Objective: Report every line below that holds the word "your".

Input rows:
════════════════

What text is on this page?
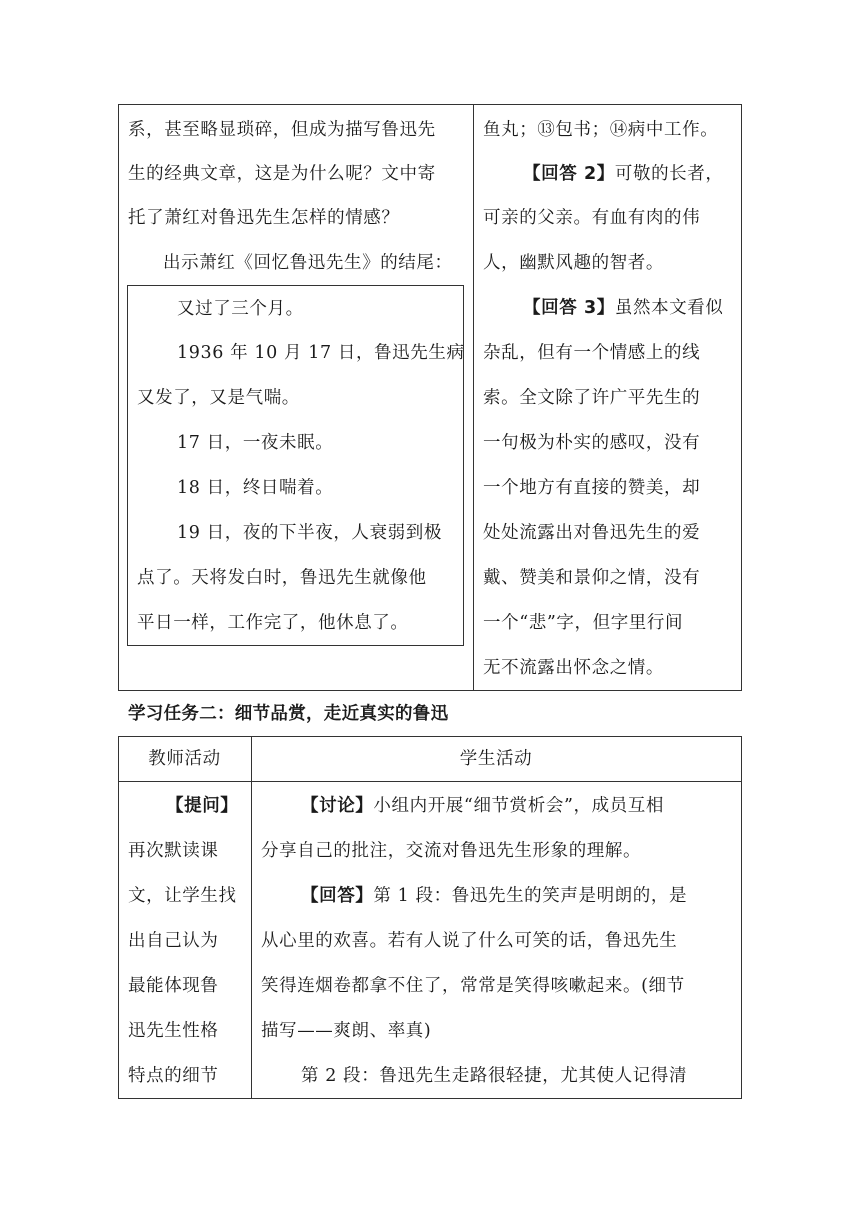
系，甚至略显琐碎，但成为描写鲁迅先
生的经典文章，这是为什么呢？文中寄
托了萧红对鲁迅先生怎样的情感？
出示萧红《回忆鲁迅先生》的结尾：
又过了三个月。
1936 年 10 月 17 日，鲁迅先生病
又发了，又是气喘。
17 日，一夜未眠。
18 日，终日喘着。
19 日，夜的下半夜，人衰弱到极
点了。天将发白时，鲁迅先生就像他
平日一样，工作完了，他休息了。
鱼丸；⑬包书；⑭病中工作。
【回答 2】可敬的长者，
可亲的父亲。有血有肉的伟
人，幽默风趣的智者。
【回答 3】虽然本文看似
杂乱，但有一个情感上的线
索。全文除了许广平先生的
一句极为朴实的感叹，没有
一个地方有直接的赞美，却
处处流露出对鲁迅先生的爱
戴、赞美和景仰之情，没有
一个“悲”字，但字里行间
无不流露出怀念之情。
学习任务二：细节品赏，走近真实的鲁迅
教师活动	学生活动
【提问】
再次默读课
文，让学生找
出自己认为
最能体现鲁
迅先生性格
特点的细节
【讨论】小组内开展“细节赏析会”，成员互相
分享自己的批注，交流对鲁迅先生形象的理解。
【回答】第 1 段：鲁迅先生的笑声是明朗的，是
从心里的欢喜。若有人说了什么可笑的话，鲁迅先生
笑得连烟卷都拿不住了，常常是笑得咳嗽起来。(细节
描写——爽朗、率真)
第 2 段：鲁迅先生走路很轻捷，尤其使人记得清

════════════════

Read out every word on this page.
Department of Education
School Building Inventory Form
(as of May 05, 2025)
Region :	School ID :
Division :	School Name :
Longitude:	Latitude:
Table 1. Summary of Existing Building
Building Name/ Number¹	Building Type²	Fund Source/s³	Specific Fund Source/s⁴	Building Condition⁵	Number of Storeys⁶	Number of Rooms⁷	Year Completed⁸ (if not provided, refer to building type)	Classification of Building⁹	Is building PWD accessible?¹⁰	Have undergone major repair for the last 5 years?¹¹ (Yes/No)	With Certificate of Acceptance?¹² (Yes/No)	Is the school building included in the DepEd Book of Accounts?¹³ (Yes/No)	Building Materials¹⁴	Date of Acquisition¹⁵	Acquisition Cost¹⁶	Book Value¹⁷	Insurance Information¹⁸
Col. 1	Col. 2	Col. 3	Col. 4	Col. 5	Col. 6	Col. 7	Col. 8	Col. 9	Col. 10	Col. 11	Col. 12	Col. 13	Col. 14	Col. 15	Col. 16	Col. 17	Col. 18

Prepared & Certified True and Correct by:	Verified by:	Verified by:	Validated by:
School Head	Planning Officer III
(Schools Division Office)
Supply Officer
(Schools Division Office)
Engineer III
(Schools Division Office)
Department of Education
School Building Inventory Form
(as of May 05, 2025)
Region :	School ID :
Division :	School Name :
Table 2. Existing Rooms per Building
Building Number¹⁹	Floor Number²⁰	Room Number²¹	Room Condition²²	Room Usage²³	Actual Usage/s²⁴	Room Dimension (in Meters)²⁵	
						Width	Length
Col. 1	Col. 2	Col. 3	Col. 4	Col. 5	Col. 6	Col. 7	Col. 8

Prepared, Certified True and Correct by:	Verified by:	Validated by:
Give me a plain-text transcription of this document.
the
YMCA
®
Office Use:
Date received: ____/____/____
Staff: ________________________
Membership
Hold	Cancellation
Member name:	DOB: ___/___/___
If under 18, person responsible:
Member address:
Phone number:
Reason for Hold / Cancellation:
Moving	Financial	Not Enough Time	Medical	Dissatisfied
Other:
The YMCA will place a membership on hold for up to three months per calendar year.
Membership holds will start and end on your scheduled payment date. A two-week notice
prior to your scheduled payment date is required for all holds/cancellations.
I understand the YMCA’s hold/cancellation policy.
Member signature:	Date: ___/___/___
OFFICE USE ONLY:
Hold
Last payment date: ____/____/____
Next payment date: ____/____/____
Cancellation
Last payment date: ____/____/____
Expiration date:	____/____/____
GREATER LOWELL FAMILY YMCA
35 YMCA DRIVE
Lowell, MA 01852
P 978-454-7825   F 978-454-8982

════════════════

Response for this exercise:
Membership holds will start and end on your scheduled payment date. A two-week notice
prior to your scheduled payment date is required for all holds/cancellations.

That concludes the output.